Excerpted passage:
○ ○ ○ ○
The Loan and Security Agreement also contains other customary restrictive covenants,
including, without limitation: limitations on the ability of the Borrowers and their subsidiaries
to incur additional debt and guarantees; grant liens on assets; pay dividends or make other
distributions; make investments or acquisitions; dispose of assets; make payments on certain
indebtedness; merge, combine or liquidate with any other person; amend organizational documents;
file consolidated tax returns with entities other than other Borrowers or their subsidiaries; make
material changes in accounting treatment or reporting practices; enter into restrictive agreements;
enter into hedging agreements; engage in transactions with affiliates; enter into certain employee
benefit plans; and amend subordinated debt or the indenture governing the 8% senior notes due 2013
(the Senior Notes). In addition, the Loan and Security Agreement contains customary reporting
and other affirmative covenants.
Events of Default
The Loan and Security Agreement contains customary events of default, including, without
limitation: nonpayment of obligations under the Loan and Security Agreement when due; material
inaccuracy of representations and warranties; violation of covenants in the Loan and Security
Agreement and certain other documents executed in connection therewith; breach or default of
agreements related to debt in excess of $5.0 million that could result in acceleration of that
debt; revocation or attempted revocation of guarantees, denial of the validity or enforceability of
the loan documents or failure of the loan documents to be in full force and effect; certain
judgments in excess of $2.0 million; the inability of an obligor to conduct any material part of
its business due to governmental intervention, loss of any material license, permit, lease or
agreement necessary to the business; cessation of an obligors business for a material period of
time; impairment of collateral through condemnation proceedings; certain events of bankruptcy or
insolvency; certain ERISA events; and a change in control of the Company.
○ ○ ○ ○
[Records showing where elements appear]
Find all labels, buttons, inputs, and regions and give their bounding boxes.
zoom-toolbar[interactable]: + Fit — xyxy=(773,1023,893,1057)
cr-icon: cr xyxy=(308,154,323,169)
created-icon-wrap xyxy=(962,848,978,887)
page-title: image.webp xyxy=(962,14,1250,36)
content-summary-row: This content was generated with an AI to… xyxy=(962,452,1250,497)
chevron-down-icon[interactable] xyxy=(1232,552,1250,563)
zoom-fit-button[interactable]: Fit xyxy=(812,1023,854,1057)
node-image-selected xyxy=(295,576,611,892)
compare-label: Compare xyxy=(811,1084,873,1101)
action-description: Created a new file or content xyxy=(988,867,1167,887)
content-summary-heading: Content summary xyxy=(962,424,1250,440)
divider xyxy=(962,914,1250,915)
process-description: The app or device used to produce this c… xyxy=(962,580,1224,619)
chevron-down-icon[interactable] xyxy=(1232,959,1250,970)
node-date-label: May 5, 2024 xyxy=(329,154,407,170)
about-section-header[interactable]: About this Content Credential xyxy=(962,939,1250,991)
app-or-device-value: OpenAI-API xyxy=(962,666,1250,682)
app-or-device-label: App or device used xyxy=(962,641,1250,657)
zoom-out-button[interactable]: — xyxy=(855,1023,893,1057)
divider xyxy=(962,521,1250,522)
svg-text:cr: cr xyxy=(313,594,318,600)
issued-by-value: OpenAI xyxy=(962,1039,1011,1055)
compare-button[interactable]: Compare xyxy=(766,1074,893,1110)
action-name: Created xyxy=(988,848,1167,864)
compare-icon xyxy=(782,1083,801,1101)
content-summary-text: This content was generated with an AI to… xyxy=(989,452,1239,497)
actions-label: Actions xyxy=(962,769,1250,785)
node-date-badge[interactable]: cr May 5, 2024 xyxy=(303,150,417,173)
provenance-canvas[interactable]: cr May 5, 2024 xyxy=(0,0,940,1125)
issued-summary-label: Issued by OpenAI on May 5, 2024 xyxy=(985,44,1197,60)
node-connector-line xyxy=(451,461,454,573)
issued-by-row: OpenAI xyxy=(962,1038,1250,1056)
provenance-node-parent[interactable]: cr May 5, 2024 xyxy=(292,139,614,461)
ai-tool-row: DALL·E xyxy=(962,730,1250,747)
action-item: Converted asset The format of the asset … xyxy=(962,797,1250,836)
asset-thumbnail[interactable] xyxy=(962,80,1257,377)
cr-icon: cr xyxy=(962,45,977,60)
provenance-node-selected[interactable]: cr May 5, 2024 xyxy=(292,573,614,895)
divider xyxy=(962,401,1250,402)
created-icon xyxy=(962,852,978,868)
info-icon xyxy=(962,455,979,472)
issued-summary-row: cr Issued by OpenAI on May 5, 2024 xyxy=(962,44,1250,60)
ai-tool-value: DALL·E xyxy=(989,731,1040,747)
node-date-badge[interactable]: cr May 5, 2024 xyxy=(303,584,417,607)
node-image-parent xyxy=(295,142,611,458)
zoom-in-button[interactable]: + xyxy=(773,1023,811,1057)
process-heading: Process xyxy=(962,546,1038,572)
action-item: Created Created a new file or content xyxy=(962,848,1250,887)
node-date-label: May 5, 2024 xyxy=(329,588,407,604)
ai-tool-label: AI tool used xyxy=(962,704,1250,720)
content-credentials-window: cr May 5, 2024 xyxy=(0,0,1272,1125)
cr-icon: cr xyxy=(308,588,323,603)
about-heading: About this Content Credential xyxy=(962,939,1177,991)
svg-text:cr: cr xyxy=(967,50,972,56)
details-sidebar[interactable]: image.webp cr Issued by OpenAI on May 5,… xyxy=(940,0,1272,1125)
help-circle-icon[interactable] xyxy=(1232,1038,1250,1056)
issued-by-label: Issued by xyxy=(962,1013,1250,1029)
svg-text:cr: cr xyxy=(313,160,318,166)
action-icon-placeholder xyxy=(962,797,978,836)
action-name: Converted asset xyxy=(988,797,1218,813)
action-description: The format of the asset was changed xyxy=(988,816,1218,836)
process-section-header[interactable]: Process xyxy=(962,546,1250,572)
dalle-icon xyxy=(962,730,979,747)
○ ○ ○ ○
The tasks:
A – Answer these questions from the loan agreement passage:
(i) What interest rate do the Senior Notes carry, and in what year are they due?
(ii) Judgments above what amount are listed as an event of default?
(iii) Breach or default of agreements related to debt above what amount is listed as an event of default?
B – Please give, as a numbered list without blank lines, the lines of the records from their start through the line holding "app-or-device-label: App or", both ends included.
The records have no connection to the loan agreement passage.

Answers by task:
A –
(i) 8%, due 2013
(ii) $2.0 million
(iii) $5.0 million

B –
1. Find all labels, buttons, inputs, and regions and give their bounding boxes.
2. zoom-toolbar[interactable]: + Fit — xyxy=(773,1023,893,1057)
3. cr-icon: cr xyxy=(308,154,323,169)
4. created-icon-wrap xyxy=(962,848,978,887)
5. page-title: image.webp xyxy=(962,14,1250,36)
6. content-summary-row: This content was generated with an AI to… xyxy=(962,452,1250,497)
7. chevron-down-icon[interactable] xyxy=(1232,552,1250,563)
8. zoom-fit-button[interactable]: Fit xyxy=(812,1023,854,1057)
9. node-image-selected xyxy=(295,576,611,892)
10. compare-label: Compare xyxy=(811,1084,873,1101)
11. action-description: Created a new file or content xyxy=(988,867,1167,887)
12. content-summary-heading: Content summary xyxy=(962,424,1250,440)
13. divider xyxy=(962,914,1250,915)
14. process-description: The app or device used to produce this c… xyxy=(962,580,1224,619)
15. chevron-down-icon[interactable] xyxy=(1232,959,1250,970)
16. node-date-label: May 5, 2024 xyxy=(329,154,407,170)
17. about-section-header[interactable]: About this Content Credential xyxy=(962,939,1250,991)
18. app-or-device-value: OpenAI-API xyxy=(962,666,1250,682)
19. app-or-device-label: App or device used xyxy=(962,641,1250,657)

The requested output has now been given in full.